# What you will do
Please give the listing again in its entirety, exactly as written.

(Extracted data entries)
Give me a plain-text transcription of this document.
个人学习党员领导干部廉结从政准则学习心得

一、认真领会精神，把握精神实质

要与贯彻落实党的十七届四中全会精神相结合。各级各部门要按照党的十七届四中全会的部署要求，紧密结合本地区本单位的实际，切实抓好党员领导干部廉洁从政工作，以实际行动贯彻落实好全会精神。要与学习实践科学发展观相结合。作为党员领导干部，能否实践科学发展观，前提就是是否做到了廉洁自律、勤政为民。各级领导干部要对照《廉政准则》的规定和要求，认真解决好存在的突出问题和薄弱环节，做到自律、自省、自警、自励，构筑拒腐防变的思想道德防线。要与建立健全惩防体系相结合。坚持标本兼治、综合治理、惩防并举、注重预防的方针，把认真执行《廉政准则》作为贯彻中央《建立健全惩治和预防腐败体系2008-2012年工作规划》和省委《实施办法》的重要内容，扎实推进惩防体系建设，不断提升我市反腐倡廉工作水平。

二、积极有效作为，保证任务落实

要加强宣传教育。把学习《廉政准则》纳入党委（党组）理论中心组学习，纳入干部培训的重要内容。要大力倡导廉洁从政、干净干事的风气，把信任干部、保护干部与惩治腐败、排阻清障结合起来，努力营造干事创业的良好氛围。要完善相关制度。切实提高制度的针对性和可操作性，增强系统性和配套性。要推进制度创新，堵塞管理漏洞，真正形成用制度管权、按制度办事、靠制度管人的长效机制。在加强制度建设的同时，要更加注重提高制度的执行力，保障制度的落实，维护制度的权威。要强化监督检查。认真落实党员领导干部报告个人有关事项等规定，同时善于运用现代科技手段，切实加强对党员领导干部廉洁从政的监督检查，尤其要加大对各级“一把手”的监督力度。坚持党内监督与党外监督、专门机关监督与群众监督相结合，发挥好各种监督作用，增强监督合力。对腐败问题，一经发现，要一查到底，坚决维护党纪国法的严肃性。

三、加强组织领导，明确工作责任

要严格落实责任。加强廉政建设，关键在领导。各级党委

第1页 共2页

# Task output
Give me a plain-text transcription of this document.
个人学习党员领导干部廉结从政准则学习心得

一、认真领会精神，把握精神实质

要与贯彻落实党的十七届四中全会精神相结合。各级各部门要按照党的十七届四中全会的部署要求，紧密结合本地区本单位的实际，切实抓好党员领导干部廉洁从政工作，以实际行动贯彻落实好全会精神。要与学习实践科学发展观相结合。作为党员领导干部，能否实践科学发展观，前提就是是否做到了廉洁自律、勤政为民。各级领导干部要对照《廉政准则》的规定和要求，认真解决好存在的突出问题和薄弱环节，做到自律、自省、自警、自励，构筑拒腐防变的思想道德防线。要与建立健全惩防体系相结合。坚持标本兼治、综合治理、惩防并举、注重预防的方针，把认真执行《廉政准则》作为贯彻中央《建立健全惩治和预防腐败体系2008-2012年工作规划》和省委《实施办法》的重要内容，扎实推进惩防体系建设，不断提升我市反腐倡廉工作水平。

二、积极有效作为，保证任务落实

要加强宣传教育。把学习《廉政准则》纳入党委（党组）理论中心组学习，纳入干部培训的重要内容。要大力倡导廉洁从政、干净干事的风气，把信任干部、保护干部与惩治腐败、排阻清障结合起来，努力营造干事创业的良好氛围。要完善相关制度。切实提高制度的针对性和可操作性，增强系统性和配套性。要推进制度创新，堵塞管理漏洞，真正形成用制度管权、按制度办事、靠制度管人的长效机制。在加强制度建设的同时，要更加注重提高制度的执行力，保障制度的落实，维护制度的权威。要强化监督检查。认真落实党员领导干部报告个人有关事项等规定，同时善于运用现代科技手段，切实加强对党员领导干部廉洁从政的监督检查，尤其要加大对各级“一把手”的监督力度。坚持党内监督与党外监督、专门机关监督与群众监督相结合，发挥好各种监督作用，增强监督合力。对腐败问题，一经发现，要一查到底，坚决维护党纪国法的严肃性。

三、加强组织领导，明确工作责任

要严格落实责任。加强廉政建设，关键在领导。各级党委

第1页 共2页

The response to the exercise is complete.